Segment Start: Exercise data

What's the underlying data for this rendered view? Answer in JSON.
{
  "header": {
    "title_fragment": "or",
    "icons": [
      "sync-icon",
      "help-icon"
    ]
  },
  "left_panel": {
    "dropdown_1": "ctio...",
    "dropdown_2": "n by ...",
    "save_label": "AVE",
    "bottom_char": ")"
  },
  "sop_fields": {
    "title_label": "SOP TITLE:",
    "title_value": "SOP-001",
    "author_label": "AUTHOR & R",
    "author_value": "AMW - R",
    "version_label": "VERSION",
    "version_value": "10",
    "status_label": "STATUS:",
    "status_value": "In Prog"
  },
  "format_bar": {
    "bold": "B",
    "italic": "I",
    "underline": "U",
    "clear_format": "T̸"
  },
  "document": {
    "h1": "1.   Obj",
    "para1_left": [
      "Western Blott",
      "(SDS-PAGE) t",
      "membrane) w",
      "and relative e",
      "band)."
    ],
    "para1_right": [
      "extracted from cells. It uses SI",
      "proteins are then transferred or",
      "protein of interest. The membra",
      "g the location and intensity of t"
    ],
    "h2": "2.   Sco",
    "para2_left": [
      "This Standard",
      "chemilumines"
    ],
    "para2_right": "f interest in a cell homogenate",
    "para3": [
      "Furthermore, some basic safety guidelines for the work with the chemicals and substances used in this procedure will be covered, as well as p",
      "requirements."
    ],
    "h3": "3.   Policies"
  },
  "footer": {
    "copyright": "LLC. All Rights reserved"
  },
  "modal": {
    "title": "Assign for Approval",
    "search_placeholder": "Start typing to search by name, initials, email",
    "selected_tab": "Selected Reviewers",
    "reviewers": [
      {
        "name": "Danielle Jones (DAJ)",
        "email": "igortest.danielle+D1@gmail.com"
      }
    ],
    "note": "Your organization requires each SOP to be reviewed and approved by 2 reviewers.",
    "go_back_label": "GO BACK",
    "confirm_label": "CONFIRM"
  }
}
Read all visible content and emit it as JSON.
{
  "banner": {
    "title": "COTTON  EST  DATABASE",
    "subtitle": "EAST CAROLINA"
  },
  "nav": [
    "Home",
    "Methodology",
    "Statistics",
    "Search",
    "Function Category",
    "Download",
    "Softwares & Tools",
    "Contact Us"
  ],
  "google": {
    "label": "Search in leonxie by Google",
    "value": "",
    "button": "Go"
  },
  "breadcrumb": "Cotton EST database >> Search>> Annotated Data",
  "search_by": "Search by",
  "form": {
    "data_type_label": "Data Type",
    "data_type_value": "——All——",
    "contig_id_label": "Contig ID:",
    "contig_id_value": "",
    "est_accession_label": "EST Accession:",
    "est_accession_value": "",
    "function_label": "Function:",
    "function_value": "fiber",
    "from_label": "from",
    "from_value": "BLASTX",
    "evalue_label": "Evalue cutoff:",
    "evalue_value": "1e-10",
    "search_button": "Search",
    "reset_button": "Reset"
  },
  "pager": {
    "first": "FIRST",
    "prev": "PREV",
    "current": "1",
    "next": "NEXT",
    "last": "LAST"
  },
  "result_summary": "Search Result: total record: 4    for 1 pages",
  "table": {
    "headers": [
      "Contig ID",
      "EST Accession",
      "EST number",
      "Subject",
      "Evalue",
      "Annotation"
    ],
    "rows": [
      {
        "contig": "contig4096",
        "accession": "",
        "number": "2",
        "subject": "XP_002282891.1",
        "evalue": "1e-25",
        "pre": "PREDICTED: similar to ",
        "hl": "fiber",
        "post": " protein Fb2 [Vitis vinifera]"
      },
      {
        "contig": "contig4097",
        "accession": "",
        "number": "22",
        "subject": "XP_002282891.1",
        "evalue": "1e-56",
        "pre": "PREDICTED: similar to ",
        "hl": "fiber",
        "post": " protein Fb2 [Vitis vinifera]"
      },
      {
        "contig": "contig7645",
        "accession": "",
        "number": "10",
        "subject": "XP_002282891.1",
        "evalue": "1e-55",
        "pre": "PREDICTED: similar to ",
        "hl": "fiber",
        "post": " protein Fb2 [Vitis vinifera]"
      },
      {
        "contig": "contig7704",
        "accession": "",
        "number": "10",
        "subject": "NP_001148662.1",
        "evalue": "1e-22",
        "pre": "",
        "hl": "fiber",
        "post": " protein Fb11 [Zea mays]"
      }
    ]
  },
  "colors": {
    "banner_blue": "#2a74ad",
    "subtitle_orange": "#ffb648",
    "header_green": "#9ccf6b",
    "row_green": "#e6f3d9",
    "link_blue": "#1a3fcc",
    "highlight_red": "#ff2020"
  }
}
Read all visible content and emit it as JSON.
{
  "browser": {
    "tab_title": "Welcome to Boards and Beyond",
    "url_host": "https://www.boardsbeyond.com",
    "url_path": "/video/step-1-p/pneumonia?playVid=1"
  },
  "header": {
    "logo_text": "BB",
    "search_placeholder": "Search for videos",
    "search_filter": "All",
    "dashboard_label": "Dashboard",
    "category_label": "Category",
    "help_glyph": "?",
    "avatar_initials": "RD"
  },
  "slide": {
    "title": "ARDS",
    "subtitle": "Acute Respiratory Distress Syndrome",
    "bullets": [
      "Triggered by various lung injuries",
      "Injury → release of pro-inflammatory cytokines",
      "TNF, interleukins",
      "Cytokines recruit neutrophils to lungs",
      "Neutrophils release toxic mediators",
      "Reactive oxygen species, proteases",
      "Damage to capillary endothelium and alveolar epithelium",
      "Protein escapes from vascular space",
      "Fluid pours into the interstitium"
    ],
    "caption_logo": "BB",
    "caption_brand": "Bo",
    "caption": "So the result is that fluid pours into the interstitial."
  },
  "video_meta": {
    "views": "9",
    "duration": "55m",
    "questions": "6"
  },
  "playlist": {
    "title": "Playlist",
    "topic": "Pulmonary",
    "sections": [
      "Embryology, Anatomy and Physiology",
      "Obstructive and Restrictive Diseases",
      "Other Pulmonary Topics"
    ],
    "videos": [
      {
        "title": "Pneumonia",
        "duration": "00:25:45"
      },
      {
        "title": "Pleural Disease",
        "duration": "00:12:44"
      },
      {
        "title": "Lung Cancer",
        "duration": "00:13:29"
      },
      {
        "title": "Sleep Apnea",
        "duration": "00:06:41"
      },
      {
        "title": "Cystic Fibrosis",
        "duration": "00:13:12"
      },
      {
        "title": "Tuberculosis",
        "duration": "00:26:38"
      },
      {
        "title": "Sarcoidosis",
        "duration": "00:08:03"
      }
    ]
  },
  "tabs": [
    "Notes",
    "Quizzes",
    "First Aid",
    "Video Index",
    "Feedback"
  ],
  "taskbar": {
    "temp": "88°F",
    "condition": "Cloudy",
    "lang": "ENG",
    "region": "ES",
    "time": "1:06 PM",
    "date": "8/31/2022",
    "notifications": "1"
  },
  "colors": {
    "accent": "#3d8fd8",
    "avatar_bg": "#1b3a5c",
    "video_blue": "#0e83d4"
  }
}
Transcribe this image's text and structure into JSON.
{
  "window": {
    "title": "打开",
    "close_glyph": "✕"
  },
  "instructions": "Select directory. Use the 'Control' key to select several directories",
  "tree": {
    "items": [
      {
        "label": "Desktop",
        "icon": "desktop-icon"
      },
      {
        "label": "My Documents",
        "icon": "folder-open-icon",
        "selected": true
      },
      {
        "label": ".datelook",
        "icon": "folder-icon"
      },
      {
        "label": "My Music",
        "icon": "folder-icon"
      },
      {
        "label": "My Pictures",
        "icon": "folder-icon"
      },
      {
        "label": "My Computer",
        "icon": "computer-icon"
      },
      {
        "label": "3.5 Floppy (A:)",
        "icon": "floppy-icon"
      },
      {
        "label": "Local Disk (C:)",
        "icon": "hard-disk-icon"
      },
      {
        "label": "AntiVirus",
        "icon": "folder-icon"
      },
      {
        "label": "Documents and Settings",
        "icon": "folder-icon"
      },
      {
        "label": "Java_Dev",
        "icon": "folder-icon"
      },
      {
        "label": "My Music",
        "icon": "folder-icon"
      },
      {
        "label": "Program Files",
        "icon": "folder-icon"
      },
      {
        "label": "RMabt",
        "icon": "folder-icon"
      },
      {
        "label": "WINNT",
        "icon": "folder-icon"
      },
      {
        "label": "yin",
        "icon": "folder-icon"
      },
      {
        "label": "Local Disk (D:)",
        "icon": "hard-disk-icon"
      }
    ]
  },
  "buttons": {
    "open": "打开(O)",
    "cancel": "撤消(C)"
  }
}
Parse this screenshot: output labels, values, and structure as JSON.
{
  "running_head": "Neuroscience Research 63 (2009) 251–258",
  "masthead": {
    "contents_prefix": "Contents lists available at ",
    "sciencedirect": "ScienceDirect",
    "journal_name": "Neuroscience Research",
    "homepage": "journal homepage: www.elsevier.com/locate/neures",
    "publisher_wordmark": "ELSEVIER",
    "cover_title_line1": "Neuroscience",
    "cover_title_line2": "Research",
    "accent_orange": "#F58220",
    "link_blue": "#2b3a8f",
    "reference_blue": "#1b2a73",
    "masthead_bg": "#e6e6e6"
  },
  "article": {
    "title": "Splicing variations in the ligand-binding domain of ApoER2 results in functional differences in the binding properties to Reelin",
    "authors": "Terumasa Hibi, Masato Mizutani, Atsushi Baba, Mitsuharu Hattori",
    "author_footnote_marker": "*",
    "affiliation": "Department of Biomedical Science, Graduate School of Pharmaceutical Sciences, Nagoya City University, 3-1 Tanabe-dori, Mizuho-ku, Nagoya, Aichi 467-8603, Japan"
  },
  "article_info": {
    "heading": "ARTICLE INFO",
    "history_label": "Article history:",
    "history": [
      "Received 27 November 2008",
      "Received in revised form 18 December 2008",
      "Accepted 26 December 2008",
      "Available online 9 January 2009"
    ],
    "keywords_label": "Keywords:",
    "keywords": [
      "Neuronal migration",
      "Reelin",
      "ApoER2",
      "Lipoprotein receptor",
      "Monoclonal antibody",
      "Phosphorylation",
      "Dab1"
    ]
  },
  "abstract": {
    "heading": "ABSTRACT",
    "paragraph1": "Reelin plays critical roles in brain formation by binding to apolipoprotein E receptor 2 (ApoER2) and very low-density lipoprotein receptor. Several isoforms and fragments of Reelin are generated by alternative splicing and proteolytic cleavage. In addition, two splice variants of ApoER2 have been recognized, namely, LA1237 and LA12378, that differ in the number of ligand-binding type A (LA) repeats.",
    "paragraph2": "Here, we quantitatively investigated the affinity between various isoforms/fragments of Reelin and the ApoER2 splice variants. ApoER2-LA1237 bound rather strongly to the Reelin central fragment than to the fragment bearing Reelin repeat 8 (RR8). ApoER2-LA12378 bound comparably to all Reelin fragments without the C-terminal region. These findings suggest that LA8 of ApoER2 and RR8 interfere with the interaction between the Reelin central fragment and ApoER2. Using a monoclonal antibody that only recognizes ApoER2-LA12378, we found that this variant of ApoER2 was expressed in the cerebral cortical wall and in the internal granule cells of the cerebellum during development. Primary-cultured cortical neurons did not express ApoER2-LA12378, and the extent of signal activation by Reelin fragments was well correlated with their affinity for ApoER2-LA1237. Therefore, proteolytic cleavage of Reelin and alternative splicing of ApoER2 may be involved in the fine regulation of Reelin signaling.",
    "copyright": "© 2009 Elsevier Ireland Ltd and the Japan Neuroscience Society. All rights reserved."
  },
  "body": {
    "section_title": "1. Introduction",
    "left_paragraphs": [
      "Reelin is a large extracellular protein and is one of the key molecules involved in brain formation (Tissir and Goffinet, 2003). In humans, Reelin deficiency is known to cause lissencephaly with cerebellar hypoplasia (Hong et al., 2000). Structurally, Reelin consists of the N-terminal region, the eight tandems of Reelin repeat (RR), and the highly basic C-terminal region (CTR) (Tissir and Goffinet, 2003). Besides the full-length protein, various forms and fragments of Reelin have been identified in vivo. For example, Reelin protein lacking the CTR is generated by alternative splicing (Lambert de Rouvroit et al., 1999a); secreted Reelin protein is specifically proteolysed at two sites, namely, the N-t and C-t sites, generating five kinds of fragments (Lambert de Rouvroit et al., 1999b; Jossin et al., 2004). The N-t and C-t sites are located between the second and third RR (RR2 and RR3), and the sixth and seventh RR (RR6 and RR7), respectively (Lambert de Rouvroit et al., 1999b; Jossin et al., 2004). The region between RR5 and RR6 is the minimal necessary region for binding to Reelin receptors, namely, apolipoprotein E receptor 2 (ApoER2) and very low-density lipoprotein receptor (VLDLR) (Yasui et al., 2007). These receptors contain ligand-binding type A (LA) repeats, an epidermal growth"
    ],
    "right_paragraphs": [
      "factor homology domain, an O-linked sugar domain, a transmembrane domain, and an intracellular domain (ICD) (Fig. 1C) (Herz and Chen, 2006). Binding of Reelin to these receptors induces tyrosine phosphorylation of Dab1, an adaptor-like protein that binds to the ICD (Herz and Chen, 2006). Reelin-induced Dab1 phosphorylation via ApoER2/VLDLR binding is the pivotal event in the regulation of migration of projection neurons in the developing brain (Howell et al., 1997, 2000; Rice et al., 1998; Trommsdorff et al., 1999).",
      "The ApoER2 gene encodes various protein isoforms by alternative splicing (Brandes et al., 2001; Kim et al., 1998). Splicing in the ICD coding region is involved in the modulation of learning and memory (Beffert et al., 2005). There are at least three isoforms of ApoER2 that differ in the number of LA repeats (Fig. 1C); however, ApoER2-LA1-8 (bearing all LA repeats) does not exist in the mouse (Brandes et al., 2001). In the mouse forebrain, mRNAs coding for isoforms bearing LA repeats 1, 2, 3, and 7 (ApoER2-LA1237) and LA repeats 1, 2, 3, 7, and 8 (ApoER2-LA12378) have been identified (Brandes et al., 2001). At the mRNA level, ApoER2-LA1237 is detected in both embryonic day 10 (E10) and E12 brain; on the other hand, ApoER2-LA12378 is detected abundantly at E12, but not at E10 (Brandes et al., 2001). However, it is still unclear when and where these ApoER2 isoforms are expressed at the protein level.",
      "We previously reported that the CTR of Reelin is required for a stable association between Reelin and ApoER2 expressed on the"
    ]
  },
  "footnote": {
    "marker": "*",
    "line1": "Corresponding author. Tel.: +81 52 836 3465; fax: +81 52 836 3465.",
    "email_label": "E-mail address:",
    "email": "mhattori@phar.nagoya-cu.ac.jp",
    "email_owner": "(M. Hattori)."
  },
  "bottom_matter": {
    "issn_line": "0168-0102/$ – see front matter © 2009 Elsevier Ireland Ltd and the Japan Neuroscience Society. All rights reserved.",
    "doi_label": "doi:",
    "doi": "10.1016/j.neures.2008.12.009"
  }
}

Segment End: Exercise data

The answer should be all lines from the entries above that hold the word "Documents".

        "label": "My Documents",
        "label": "Documents and Settings",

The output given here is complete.